## PROBLEM
Copy out each line exactly as it appears.

## INPUT RECORDS
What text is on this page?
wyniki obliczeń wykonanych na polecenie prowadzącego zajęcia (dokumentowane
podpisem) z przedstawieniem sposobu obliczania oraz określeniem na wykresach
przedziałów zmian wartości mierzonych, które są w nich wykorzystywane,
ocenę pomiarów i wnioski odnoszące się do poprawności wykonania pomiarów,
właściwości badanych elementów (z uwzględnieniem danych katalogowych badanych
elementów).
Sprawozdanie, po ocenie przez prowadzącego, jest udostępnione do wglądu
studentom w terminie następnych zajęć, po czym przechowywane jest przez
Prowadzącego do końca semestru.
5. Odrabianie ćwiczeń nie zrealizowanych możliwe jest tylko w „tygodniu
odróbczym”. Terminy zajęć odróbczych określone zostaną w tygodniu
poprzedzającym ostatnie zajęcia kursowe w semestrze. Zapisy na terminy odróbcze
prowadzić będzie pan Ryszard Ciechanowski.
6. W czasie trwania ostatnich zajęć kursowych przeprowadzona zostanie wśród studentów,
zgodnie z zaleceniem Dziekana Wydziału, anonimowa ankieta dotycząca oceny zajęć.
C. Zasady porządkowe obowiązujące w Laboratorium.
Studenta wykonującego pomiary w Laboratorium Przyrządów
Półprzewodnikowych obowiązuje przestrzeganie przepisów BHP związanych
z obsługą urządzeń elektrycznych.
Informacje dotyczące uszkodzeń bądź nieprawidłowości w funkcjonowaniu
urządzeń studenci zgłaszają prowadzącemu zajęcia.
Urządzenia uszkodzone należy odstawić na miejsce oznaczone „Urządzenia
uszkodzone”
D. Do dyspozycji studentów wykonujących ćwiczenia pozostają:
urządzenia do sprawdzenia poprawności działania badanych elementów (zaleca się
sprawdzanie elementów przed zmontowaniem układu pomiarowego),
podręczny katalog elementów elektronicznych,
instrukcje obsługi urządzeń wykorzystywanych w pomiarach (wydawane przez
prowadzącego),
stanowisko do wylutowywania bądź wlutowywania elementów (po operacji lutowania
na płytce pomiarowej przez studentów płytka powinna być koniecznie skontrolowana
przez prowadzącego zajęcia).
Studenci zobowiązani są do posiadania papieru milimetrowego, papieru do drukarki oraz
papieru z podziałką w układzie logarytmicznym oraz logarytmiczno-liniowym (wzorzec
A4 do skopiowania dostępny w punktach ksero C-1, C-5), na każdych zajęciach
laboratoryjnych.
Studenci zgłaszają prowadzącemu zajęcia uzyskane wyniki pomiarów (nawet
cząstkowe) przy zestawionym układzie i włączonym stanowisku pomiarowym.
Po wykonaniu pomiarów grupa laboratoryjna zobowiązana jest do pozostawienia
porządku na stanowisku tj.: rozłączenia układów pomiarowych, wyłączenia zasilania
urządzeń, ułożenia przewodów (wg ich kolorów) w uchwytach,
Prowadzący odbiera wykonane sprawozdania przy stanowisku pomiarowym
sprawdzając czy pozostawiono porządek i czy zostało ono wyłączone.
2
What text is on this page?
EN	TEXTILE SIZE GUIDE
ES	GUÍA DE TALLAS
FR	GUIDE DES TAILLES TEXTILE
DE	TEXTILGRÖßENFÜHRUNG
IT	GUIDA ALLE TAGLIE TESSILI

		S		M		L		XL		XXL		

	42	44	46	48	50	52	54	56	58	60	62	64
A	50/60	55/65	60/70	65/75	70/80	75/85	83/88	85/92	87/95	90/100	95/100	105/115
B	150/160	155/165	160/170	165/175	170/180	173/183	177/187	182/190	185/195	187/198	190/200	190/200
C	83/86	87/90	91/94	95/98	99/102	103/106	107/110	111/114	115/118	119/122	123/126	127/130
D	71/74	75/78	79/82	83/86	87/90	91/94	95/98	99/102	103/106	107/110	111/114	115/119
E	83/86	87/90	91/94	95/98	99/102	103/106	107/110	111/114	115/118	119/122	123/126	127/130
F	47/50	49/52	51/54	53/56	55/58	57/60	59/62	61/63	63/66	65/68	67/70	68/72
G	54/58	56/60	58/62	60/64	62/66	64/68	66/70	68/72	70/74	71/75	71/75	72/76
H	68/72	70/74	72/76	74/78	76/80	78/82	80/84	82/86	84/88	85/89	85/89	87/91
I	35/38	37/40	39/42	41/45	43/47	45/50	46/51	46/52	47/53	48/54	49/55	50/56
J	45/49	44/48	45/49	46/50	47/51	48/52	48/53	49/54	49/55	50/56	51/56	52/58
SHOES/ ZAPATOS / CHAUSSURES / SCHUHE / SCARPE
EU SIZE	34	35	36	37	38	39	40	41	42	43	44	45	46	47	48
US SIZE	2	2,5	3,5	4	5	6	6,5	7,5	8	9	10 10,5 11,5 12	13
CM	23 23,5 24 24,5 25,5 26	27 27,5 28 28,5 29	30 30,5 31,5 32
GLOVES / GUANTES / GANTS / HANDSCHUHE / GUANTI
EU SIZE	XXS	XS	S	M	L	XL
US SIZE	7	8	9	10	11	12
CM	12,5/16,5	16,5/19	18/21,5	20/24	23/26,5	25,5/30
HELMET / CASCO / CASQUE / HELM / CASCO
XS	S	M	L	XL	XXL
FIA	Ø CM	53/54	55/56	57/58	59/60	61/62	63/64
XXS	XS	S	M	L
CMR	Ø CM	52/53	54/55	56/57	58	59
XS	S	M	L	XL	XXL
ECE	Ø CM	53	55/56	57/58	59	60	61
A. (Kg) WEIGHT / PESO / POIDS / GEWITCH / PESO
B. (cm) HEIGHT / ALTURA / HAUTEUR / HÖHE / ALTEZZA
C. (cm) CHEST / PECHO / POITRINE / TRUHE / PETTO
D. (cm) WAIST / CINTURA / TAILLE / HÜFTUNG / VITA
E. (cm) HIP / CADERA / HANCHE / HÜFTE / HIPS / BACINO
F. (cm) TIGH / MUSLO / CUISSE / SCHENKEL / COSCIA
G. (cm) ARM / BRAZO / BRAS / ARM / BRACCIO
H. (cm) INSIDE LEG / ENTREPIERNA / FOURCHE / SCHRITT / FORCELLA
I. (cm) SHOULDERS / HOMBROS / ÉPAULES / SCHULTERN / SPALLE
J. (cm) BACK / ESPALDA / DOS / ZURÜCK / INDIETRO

## WRITTEN SOLUTION
What text is on this page?
wyniki obliczeń wykonanych na polecenie prowadzącego zajęcia (dokumentowane
podpisem) z przedstawieniem sposobu obliczania oraz określeniem na wykresach
przedziałów zmian wartości mierzonych, które są w nich wykorzystywane,
ocenę pomiarów i wnioski odnoszące się do poprawności wykonania pomiarów,
właściwości badanych elementów (z uwzględnieniem danych katalogowych badanych
elementów).
Sprawozdanie, po ocenie przez prowadzącego, jest udostępnione do wglądu
studentom w terminie następnych zajęć, po czym przechowywane jest przez
Prowadzącego do końca semestru.
5. Odrabianie ćwiczeń nie zrealizowanych możliwe jest tylko w „tygodniu
odróbczym”. Terminy zajęć odróbczych określone zostaną w tygodniu
poprzedzającym ostatnie zajęcia kursowe w semestrze. Zapisy na terminy odróbcze
prowadzić będzie pan Ryszard Ciechanowski.
6. W czasie trwania ostatnich zajęć kursowych przeprowadzona zostanie wśród studentów,
zgodnie z zaleceniem Dziekana Wydziału, anonimowa ankieta dotycząca oceny zajęć.
C. Zasady porządkowe obowiązujące w Laboratorium.
Studenta wykonującego pomiary w Laboratorium Przyrządów
Półprzewodnikowych obowiązuje przestrzeganie przepisów BHP związanych
z obsługą urządzeń elektrycznych.
Informacje dotyczące uszkodzeń bądź nieprawidłowości w funkcjonowaniu
urządzeń studenci zgłaszają prowadzącemu zajęcia.
Urządzenia uszkodzone należy odstawić na miejsce oznaczone „Urządzenia
uszkodzone”
D. Do dyspozycji studentów wykonujących ćwiczenia pozostają:
urządzenia do sprawdzenia poprawności działania badanych elementów (zaleca się
sprawdzanie elementów przed zmontowaniem układu pomiarowego),
podręczny katalog elementów elektronicznych,
instrukcje obsługi urządzeń wykorzystywanych w pomiarach (wydawane przez
prowadzącego),
stanowisko do wylutowywania bądź wlutowywania elementów (po operacji lutowania
na płytce pomiarowej przez studentów płytka powinna być koniecznie skontrolowana
przez prowadzącego zajęcia).
Studenci zobowiązani są do posiadania papieru milimetrowego, papieru do drukarki oraz
papieru z podziałką w układzie logarytmicznym oraz logarytmiczno-liniowym (wzorzec
A4 do skopiowania dostępny w punktach ksero C-1, C-5), na każdych zajęciach
laboratoryjnych.
Studenci zgłaszają prowadzącemu zajęcia uzyskane wyniki pomiarów (nawet
cząstkowe) przy zestawionym układzie i włączonym stanowisku pomiarowym.
Po wykonaniu pomiarów grupa laboratoryjna zobowiązana jest do pozostawienia
porządku na stanowisku tj.: rozłączenia układów pomiarowych, wyłączenia zasilania
urządzeń, ułożenia przewodów (wg ich kolorów) w uchwytach,
Prowadzący odbiera wykonane sprawozdania przy stanowisku pomiarowym
sprawdzając czy pozostawiono porządek i czy zostało ono wyłączone.
2
What text is on this page?
EN	TEXTILE SIZE GUIDE
ES	GUÍA DE TALLAS
FR	GUIDE DES TAILLES TEXTILE
DE	TEXTILGRÖßENFÜHRUNG
IT	GUIDA ALLE TAGLIE TESSILI

		S		M		L		XL		XXL		

	42	44	46	48	50	52	54	56	58	60	62	64
A	50/60	55/65	60/70	65/75	70/80	75/85	83/88	85/92	87/95	90/100	95/100	105/115
B	150/160	155/165	160/170	165/175	170/180	173/183	177/187	182/190	185/195	187/198	190/200	190/200
C	83/86	87/90	91/94	95/98	99/102	103/106	107/110	111/114	115/118	119/122	123/126	127/130
D	71/74	75/78	79/82	83/86	87/90	91/94	95/98	99/102	103/106	107/110	111/114	115/119
E	83/86	87/90	91/94	95/98	99/102	103/106	107/110	111/114	115/118	119/122	123/126	127/130
F	47/50	49/52	51/54	53/56	55/58	57/60	59/62	61/63	63/66	65/68	67/70	68/72
G	54/58	56/60	58/62	60/64	62/66	64/68	66/70	68/72	70/74	71/75	71/75	72/76
H	68/72	70/74	72/76	74/78	76/80	78/82	80/84	82/86	84/88	85/89	85/89	87/91
I	35/38	37/40	39/42	41/45	43/47	45/50	46/51	46/52	47/53	48/54	49/55	50/56
J	45/49	44/48	45/49	46/50	47/51	48/52	48/53	49/54	49/55	50/56	51/56	52/58
SHOES/ ZAPATOS / CHAUSSURES / SCHUHE / SCARPE
EU SIZE	34	35	36	37	38	39	40	41	42	43	44	45	46	47	48
US SIZE	2	2,5	3,5	4	5	6	6,5	7,5	8	9	10 10,5 11,5 12	13
CM	23 23,5 24 24,5 25,5 26	27 27,5 28 28,5 29	30 30,5 31,5 32
GLOVES / GUANTES / GANTS / HANDSCHUHE / GUANTI
EU SIZE	XXS	XS	S	M	L	XL
US SIZE	7	8	9	10	11	12
CM	12,5/16,5	16,5/19	18/21,5	20/24	23/26,5	25,5/30
HELMET / CASCO / CASQUE / HELM / CASCO
XS	S	M	L	XL	XXL
FIA	Ø CM	53/54	55/56	57/58	59/60	61/62	63/64
XXS	XS	S	M	L
CMR	Ø CM	52/53	54/55	56/57	58	59
XS	S	M	L	XL	XXL
ECE	Ø CM	53	55/56	57/58	59	60	61
A. (Kg) WEIGHT / PESO / POIDS / GEWITCH / PESO
B. (cm) HEIGHT / ALTURA / HAUTEUR / HÖHE / ALTEZZA
C. (cm) CHEST / PECHO / POITRINE / TRUHE / PETTO
D. (cm) WAIST / CINTURA / TAILLE / HÜFTUNG / VITA
E. (cm) HIP / CADERA / HANCHE / HÜFTE / HIPS / BACINO
F. (cm) TIGH / MUSLO / CUISSE / SCHENKEL / COSCIA
G. (cm) ARM / BRAZO / BRAS / ARM / BRACCIO
H. (cm) INSIDE LEG / ENTREPIERNA / FOURCHE / SCHRITT / FORCELLA
I. (cm) SHOULDERS / HOMBROS / ÉPAULES / SCHULTERN / SPALLE
J. (cm) BACK / ESPALDA / DOS / ZURÜCK / INDIETRO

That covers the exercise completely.